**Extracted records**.
/---
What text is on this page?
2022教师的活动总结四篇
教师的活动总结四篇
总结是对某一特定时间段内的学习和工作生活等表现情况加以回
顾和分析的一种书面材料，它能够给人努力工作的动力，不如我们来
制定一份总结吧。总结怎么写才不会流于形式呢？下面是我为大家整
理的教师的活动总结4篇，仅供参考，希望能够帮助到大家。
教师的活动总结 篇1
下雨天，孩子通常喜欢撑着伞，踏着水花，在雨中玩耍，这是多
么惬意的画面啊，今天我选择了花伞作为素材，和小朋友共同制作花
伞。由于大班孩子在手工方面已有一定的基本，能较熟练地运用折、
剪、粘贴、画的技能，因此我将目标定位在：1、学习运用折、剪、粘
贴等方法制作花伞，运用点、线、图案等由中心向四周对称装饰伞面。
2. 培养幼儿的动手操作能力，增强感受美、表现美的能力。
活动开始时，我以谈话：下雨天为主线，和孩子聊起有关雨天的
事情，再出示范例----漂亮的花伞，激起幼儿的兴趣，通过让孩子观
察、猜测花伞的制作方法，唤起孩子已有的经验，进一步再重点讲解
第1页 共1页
\---
**Short exercise**. Write out every record, exactly as written.

**Answer to this problem**.
What text is on this page?
2022教师的活动总结四篇
教师的活动总结四篇
总结是对某一特定时间段内的学习和工作生活等表现情况加以回
顾和分析的一种书面材料，它能够给人努力工作的动力，不如我们来
制定一份总结吧。总结怎么写才不会流于形式呢？下面是我为大家整
理的教师的活动总结4篇，仅供参考，希望能够帮助到大家。
教师的活动总结 篇1
下雨天，孩子通常喜欢撑着伞，踏着水花，在雨中玩耍，这是多
么惬意的画面啊，今天我选择了花伞作为素材，和小朋友共同制作花
伞。由于大班孩子在手工方面已有一定的基本，能较熟练地运用折、
剪、粘贴、画的技能，因此我将目标定位在：1、学习运用折、剪、粘
贴等方法制作花伞，运用点、线、图案等由中心向四周对称装饰伞面。
2. 培养幼儿的动手操作能力，增强感受美、表现美的能力。
活动开始时，我以谈话：下雨天为主线，和孩子聊起有关雨天的
事情，再出示范例----漂亮的花伞，激起幼儿的兴趣，通过让孩子观
察、猜测花伞的制作方法，唤起孩子已有的经验，进一步再重点讲解
第1页 共1页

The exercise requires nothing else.